# Set problem:
Omit the pictures, then write out every entry exactly as it reads.
# Start of Stored data
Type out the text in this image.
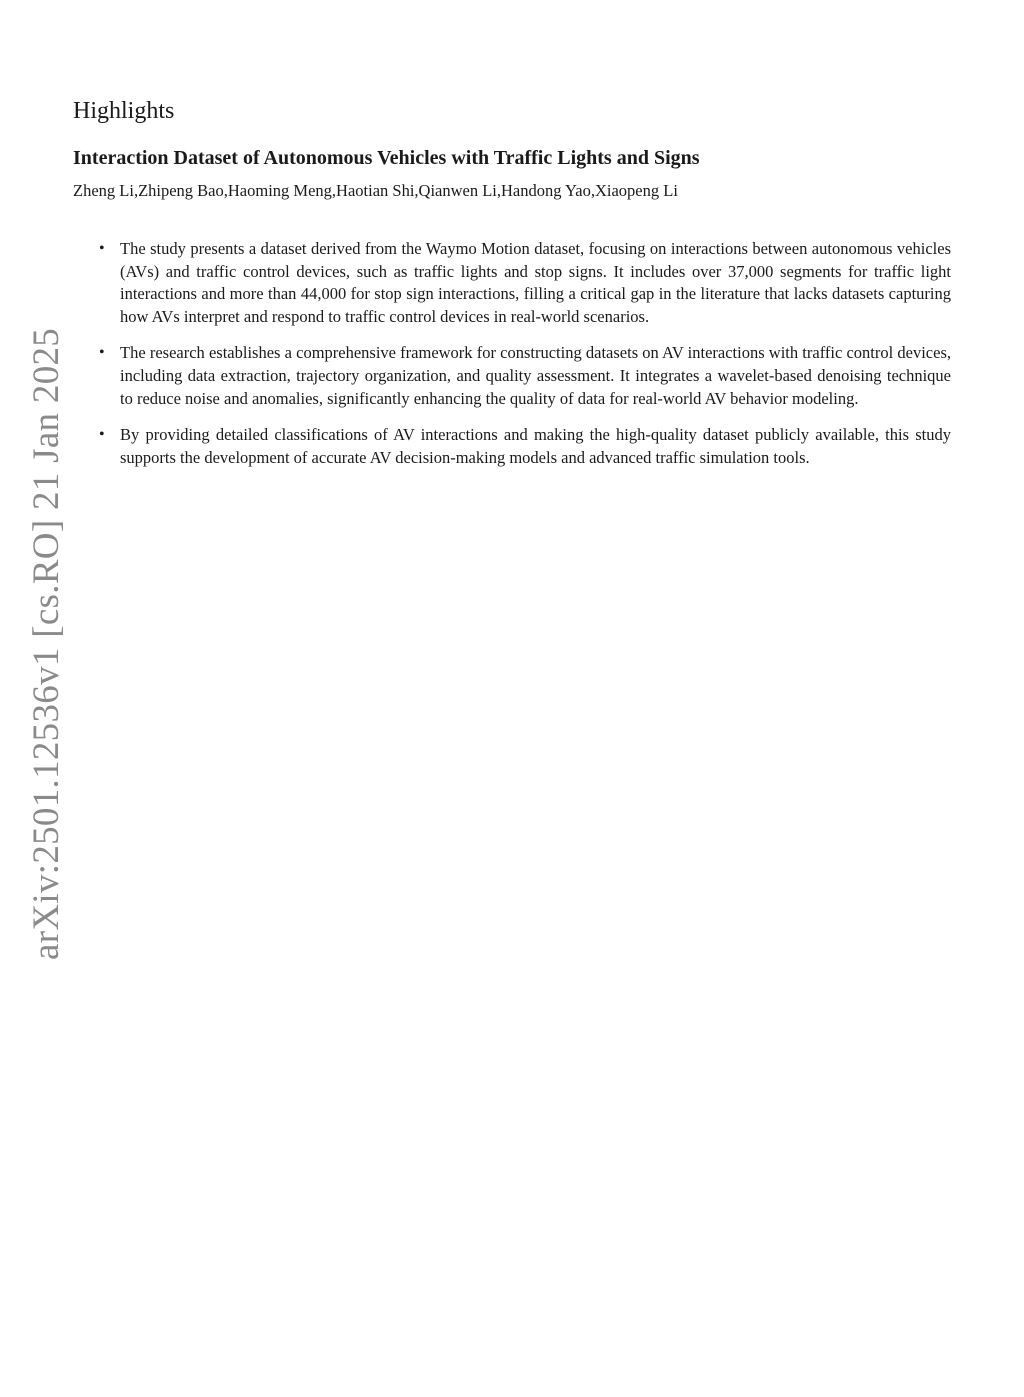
arXiv:2501.12536v1 [cs.RO] 21 Jan 2025
Highlights
Interaction Dataset of Autonomous Vehicles with Traffic Lights and Signs

Zheng Li,Zhipeng Bao,Haoming Meng,Haotian Shi,Qianwen Li,Handong Yao,Xiaopeng Li

• The study presents a dataset derived from the Waymo Motion dataset, focusing on interactions between autonomous vehicles (AVs) and traffic control devices, such as traffic lights and stop signs. It includes over 37,000 segments for traffic light interactions and more than 44,000 for stop sign interactions, filling a critical gap in the literature that lacks datasets capturing how AVs interpret and respond to traffic control devices in real-world scenarios.
• The research establishes a comprehensive framework for constructing datasets on AV interactions with traffic control devices, including data extraction, trajectory organization, and quality assessment. It integrates a wavelet-based denoising technique to reduce noise and anomalies, significantly enhancing the quality of data for real-world AV behavior modeling.
• By providing detailed classifications of AV interactions and making the high-quality dataset publicly available, this study supports the development of accurate AV decision-making models and advanced traffic simulation tools.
# End of Stored data
# Output of the task:
Type out the text in this image.
arXiv:2501.12536v1 [cs.RO] 21 Jan 2025
Highlights
Interaction Dataset of Autonomous Vehicles with Traffic Lights and Signs

Zheng Li,Zhipeng Bao,Haoming Meng,Haotian Shi,Qianwen Li,Handong Yao,Xiaopeng Li

• The study presents a dataset derived from the Waymo Motion dataset, focusing on interactions between autonomous vehicles (AVs) and traffic control devices, such as traffic lights and stop signs. It includes over 37,000 segments for traffic light interactions and more than 44,000 for stop sign interactions, filling a critical gap in the literature that lacks datasets capturing how AVs interpret and respond to traffic control devices in real-world scenarios.
• The research establishes a comprehensive framework for constructing datasets on AV interactions with traffic control devices, including data extraction, trajectory organization, and quality assessment. It integrates a wavelet-based denoising technique to reduce noise and anomalies, significantly enhancing the quality of data for real-world AV behavior modeling.
• By providing detailed classifications of AV interactions and making the high-quality dataset publicly available, this study supports the development of accurate AV decision-making models and advanced traffic simulation tools.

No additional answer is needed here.